| What is asked |
Exclude the pictures and retype the entries as written.

| Supplied data |
▬▬▬▬▬▬

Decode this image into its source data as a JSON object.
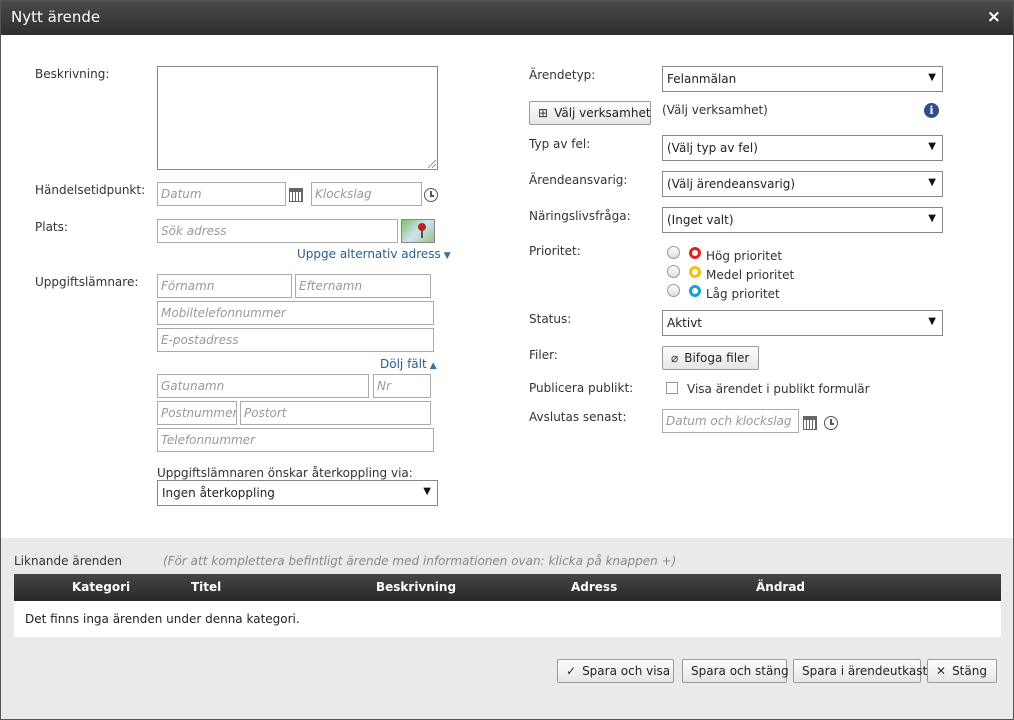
{
  "dialog": {
    "title": "Nytt ärende",
    "close_symbol": "×"
  },
  "left": {
    "description_label": "Beskrivning:",
    "event_time_label": "Händelsetidpunkt:",
    "date_placeholder": "Datum",
    "time_placeholder": "Klockslag",
    "place_label": "Plats:",
    "address_placeholder": "Sök adress",
    "alt_address_link": "Uppge alternativ adress",
    "informant_label": "Uppgiftslämnare:",
    "first_name_placeholder": "Förnamn",
    "last_name_placeholder": "Efternamn",
    "mobile_placeholder": "Mobiltelefonnummer",
    "email_placeholder": "E-postadress",
    "hide_fields_link": "Dölj fält",
    "street_placeholder": "Gatunamn",
    "number_placeholder": "Nr",
    "postal_code_placeholder": "Postnummer",
    "postal_town_placeholder": "Postort",
    "phone_placeholder": "Telefonnummer",
    "feedback_label": "Uppgiftslämnaren önskar återkoppling via:",
    "feedback_value": "Ingen återkoppling"
  },
  "right": {
    "case_type_label": "Ärendetyp:",
    "case_type_value": "Felanmälan",
    "select_business_button": "Välj verksamhet",
    "select_business_value": "(Välj verksamhet)",
    "fault_type_label": "Typ av fel:",
    "fault_type_value": "(Välj typ av fel)",
    "responsible_label": "Ärendeansvarig:",
    "responsible_value": "(Välj ärendeansvarig)",
    "business_question_label": "Näringslivsfråga:",
    "business_question_value": "(Inget valt)",
    "priority_label": "Prioritet:",
    "priorities": [
      {
        "label": "Hög prioritet",
        "color": "#e02020"
      },
      {
        "label": "Medel prioritet",
        "color": "#f2c200"
      },
      {
        "label": "Låg prioritet",
        "color": "#1a9fd0"
      }
    ],
    "status_label": "Status:",
    "status_value": "Aktivt",
    "files_label": "Filer:",
    "attach_button": "Bifoga filer",
    "publish_label": "Publicera publikt:",
    "publish_checkbox_label": "Visa ärendet i publikt formulär",
    "deadline_label": "Avslutas senast:",
    "deadline_placeholder": "Datum och klockslag"
  },
  "similar": {
    "title": "Liknande ärenden",
    "hint": "(För att komplettera befintligt ärende med informationen ovan: klicka på knappen +)",
    "columns": [
      "Kategori",
      "Titel",
      "Beskrivning",
      "Adress",
      "Ändrad"
    ],
    "empty_message": "Det finns inga ärenden under denna kategori."
  },
  "footer": {
    "save_view": "Spara och visa",
    "save_close": "Spara och stäng",
    "save_draft": "Spara i ärendeutkast",
    "close": "Stäng"
  }
}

▬▬▬▬▬▬

| Full output |
Decode this image into its source data as a JSON object.
{
  "dialog": {
    "title": "Nytt ärende",
    "close_symbol": "×"
  },
  "left": {
    "description_label": "Beskrivning:",
    "event_time_label": "Händelsetidpunkt:",
    "date_placeholder": "Datum",
    "time_placeholder": "Klockslag",
    "place_label": "Plats:",
    "address_placeholder": "Sök adress",
    "alt_address_link": "Uppge alternativ adress",
    "informant_label": "Uppgiftslämnare:",
    "first_name_placeholder": "Förnamn",
    "last_name_placeholder": "Efternamn",
    "mobile_placeholder": "Mobiltelefonnummer",
    "email_placeholder": "E-postadress",
    "hide_fields_link": "Dölj fält",
    "street_placeholder": "Gatunamn",
    "number_placeholder": "Nr",
    "postal_code_placeholder": "Postnummer",
    "postal_town_placeholder": "Postort",
    "phone_placeholder": "Telefonnummer",
    "feedback_label": "Uppgiftslämnaren önskar återkoppling via:",
    "feedback_value": "Ingen återkoppling"
  },
  "right": {
    "case_type_label": "Ärendetyp:",
    "case_type_value": "Felanmälan",
    "select_business_button": "Välj verksamhet",
    "select_business_value": "(Välj verksamhet)",
    "fault_type_label": "Typ av fel:",
    "fault_type_value": "(Välj typ av fel)",
    "responsible_label": "Ärendeansvarig:",
    "responsible_value": "(Välj ärendeansvarig)",
    "business_question_label": "Näringslivsfråga:",
    "business_question_value": "(Inget valt)",
    "priority_label": "Prioritet:",
    "priorities": [
      {
        "label": "Hög prioritet",
        "color": "#e02020"
      },
      {
        "label": "Medel prioritet",
        "color": "#f2c200"
      },
      {
        "label": "Låg prioritet",
        "color": "#1a9fd0"
      }
    ],
    "status_label": "Status:",
    "status_value": "Aktivt",
    "files_label": "Filer:",
    "attach_button": "Bifoga filer",
    "publish_label": "Publicera publikt:",
    "publish_checkbox_label": "Visa ärendet i publikt formulär",
    "deadline_label": "Avslutas senast:",
    "deadline_placeholder": "Datum och klockslag"
  },
  "similar": {
    "title": "Liknande ärenden",
    "hint": "(För att komplettera befintligt ärende med informationen ovan: klicka på knappen +)",
    "columns": [
      "Kategori",
      "Titel",
      "Beskrivning",
      "Adress",
      "Ändrad"
    ],
    "empty_message": "Det finns inga ärenden under denna kategori."
  },
  "footer": {
    "save_view": "Spara och visa",
    "save_close": "Spara och stäng",
    "save_draft": "Spara i ärendeutkast",
    "close": "Stäng"
  }
}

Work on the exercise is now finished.